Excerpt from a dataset
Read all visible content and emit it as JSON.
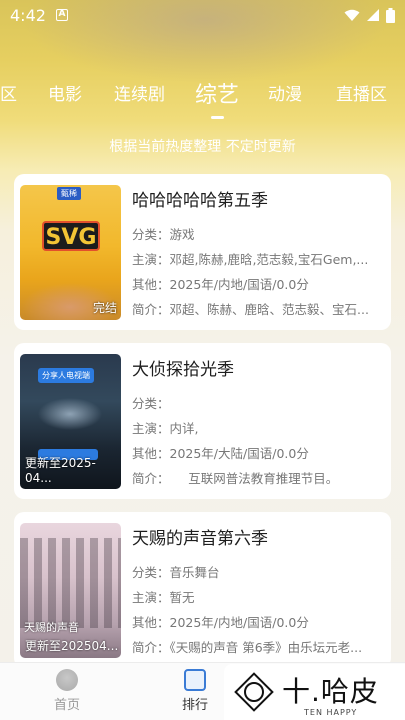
{
  "status": {
    "time": "4:42",
    "notif": "A"
  },
  "tabs": [
    {
      "label": "区"
    },
    {
      "label": "电影"
    },
    {
      "label": "连续剧"
    },
    {
      "label": "综艺",
      "active": true
    },
    {
      "label": "动漫"
    },
    {
      "label": "直播区"
    }
  ],
  "subtitle": "根据当前热度整理 不定时更新",
  "cards": [
    {
      "title": "哈哈哈哈哈第五季",
      "category": "分类：游戏",
      "cast": "主演：邓超,陈赫,鹿晗,范志毅,宝石Gem,...",
      "other": "其他：2025年/内地/国语/0.0分",
      "intro": "简介：邓超、陈赫、鹿晗、范志毅、宝石...",
      "poster_tag": "完结",
      "poster_logo": "SVG",
      "poster_badge": "甄稀"
    },
    {
      "title": "大侦探拾光季",
      "category": "分类：",
      "cast": "主演：内详,",
      "other": "其他：2025年/大陆/国语/0.0分",
      "intro": "简介：　　互联网普法教育推理节目。",
      "poster_tag": "更新至2025-04...",
      "poster_badge": "分享人电视端"
    },
    {
      "title": "天赐的声音第六季",
      "category": "分类：音乐舞台",
      "cast": "主演：暂无",
      "other": "其他：2025年/内地/国语/0.0分",
      "intro": "简介：《天赐的声音 第6季》由乐坛元老...",
      "poster_tag": "更新至202504...",
      "poster_logo": "天赐的声音"
    }
  ],
  "nav": [
    {
      "label": "首页"
    },
    {
      "label": "排行"
    }
  ],
  "brand": {
    "title": "十.哈皮",
    "sub": "TEN HAPPY"
  },
  "colors": {
    "accent": "#e6cf60",
    "card_bg": "#ffffff",
    "text_main": "#1e1e1e",
    "text_sub": "#777777"
  }
}
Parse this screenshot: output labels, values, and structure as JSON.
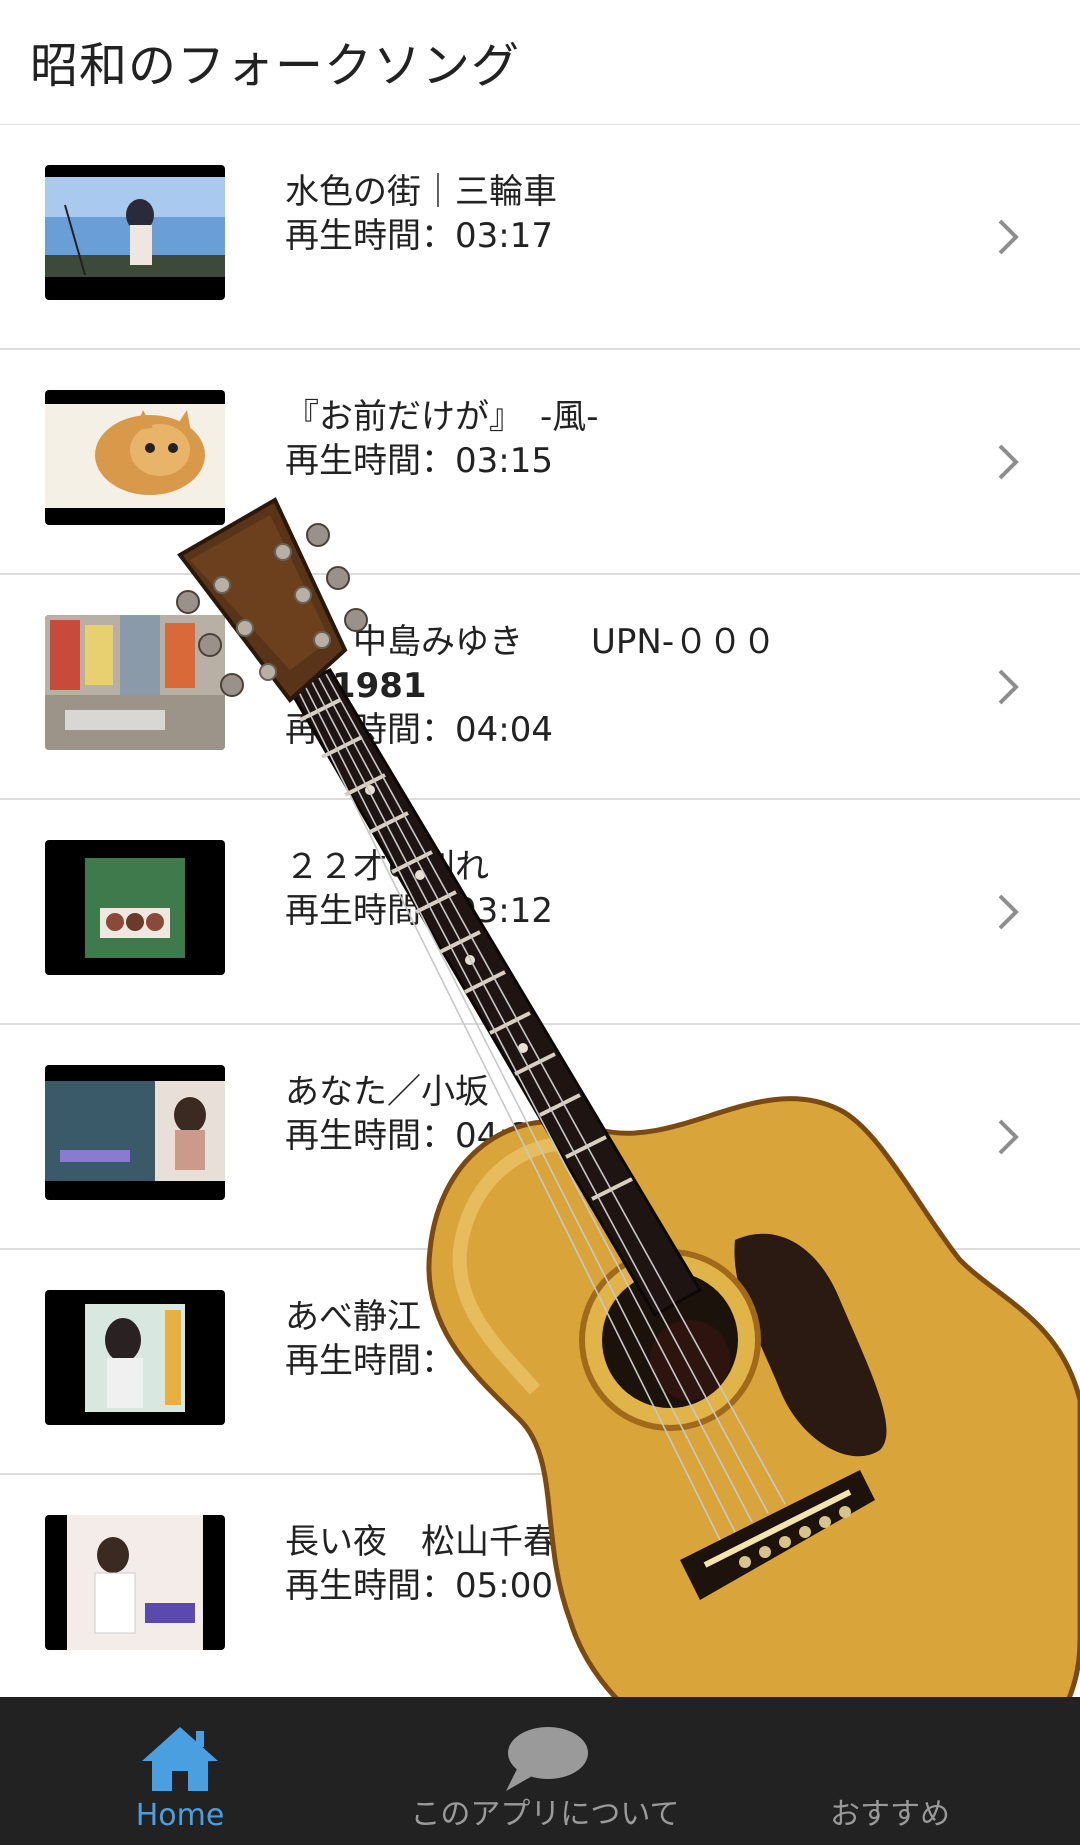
{
  "header": {
    "title": "昭和のフォークソング"
  },
  "songs": [
    {
      "title": "水色の街｜三輪車",
      "title2": "",
      "duration": "再生時間：03:17"
    },
    {
      "title": "『お前だけが』　-風-",
      "title2": "",
      "duration": "再生時間：03:15"
    },
    {
      "title": "　　中島みゆき　　UPN-０００",
      "title2": "　’1981",
      "duration": "再生時間：04:04"
    },
    {
      "title": "２２才の別れ",
      "title2": "",
      "duration": "再生時間：03:12"
    },
    {
      "title": "あなた／小坂",
      "title2": "",
      "duration": "再生時間：04:3"
    },
    {
      "title": "あべ静江",
      "title2": "",
      "duration": "再生時間："
    },
    {
      "title": "長い夜　松山千春",
      "title2": "",
      "duration": "再生時間：05:00"
    }
  ],
  "tabs": [
    {
      "label": "Home",
      "icon": "home-icon"
    },
    {
      "label": "このアプリについて",
      "icon": "chat-bubble-icon"
    },
    {
      "label": "おすすめ",
      "icon": "star-icon"
    }
  ],
  "colors": {
    "accent": "#4a9fe0",
    "tabbar": "#222222",
    "guitar_body": "#d9a53a"
  }
}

### EXERCISE TASK
Reproduce each line of the records exactly, and omit every picture.

### THE RESULT
Read all visible content and emit it as JSON.
{
  "status": {
    "time": "4:42",
    "notif": "A"
  },
  "tabs": [
    {
      "label": "区"
    },
    {
      "label": "电影"
    },
    {
      "label": "连续剧"
    },
    {
      "label": "综艺",
      "active": true
    },
    {
      "label": "动漫"
    },
    {
      "label": "直播区"
    }
  ],
  "subtitle": "根据当前热度整理 不定时更新",
  "cards": [
    {
      "title": "哈哈哈哈哈第五季",
      "category": "分类：游戏",
      "cast": "主演：邓超,陈赫,鹿晗,范志毅,宝石Gem,...",
      "other": "其他：2025年/内地/国语/0.0分",
      "intro": "简介：邓超、陈赫、鹿晗、范志毅、宝石...",
      "poster_tag": "完结",
      "poster_logo": "SVG",
      "poster_badge": "甄稀"
    },
    {
      "title": "大侦探拾光季",
      "category": "分类：",
      "cast": "主演：内详,",
      "other": "其他：2025年/大陆/国语/0.0分",
      "intro": "简介：　　互联网普法教育推理节目。",
      "poster_tag": "更新至2025-04...",
      "poster_badge": "分享人电视端"
    },
    {
      "title": "天赐的声音第六季",
      "category": "分类：音乐舞台",
      "cast": "主演：暂无",
      "other": "其他：2025年/内地/国语/0.0分",
      "intro": "简介：《天赐的声音 第6季》由乐坛元老...",
      "poster_tag": "更新至202504...",
      "poster_logo": "天赐的声音"
    }
  ],
  "nav": [
    {
      "label": "首页"
    },
    {
      "label": "排行"
    }
  ],
  "brand": {
    "title": "十.哈皮",
    "sub": "TEN HAPPY"
  },
  "colors": {
    "accent": "#e6cf60",
    "card_bg": "#ffffff",
    "text_main": "#1e1e1e",
    "text_sub": "#777777"
  }
}
Parse this screenshot: output labels, values, and structure as JSON.
{
  "header": {
    "title": "昭和のフォークソング"
  },
  "songs": [
    {
      "title": "水色の街｜三輪車",
      "title2": "",
      "duration": "再生時間：03:17"
    },
    {
      "title": "『お前だけが』　-風-",
      "title2": "",
      "duration": "再生時間：03:15"
    },
    {
      "title": "　　中島みゆき　　UPN-０００",
      "title2": "　’1981",
      "duration": "再生時間：04:04"
    },
    {
      "title": "２２才の別れ",
      "title2": "",
      "duration": "再生時間：03:12"
    },
    {
      "title": "あなた／小坂",
      "title2": "",
      "duration": "再生時間：04:3"
    },
    {
      "title": "あべ静江",
      "title2": "",
      "duration": "再生時間："
    },
    {
      "title": "長い夜　松山千春",
      "title2": "",
      "duration": "再生時間：05:00"
    }
  ],
  "tabs": [
    {
      "label": "Home",
      "icon": "home-icon"
    },
    {
      "label": "このアプリについて",
      "icon": "chat-bubble-icon"
    },
    {
      "label": "おすすめ",
      "icon": "star-icon"
    }
  ],
  "colors": {
    "accent": "#4a9fe0",
    "tabbar": "#222222",
    "guitar_body": "#d9a53a"
  }
}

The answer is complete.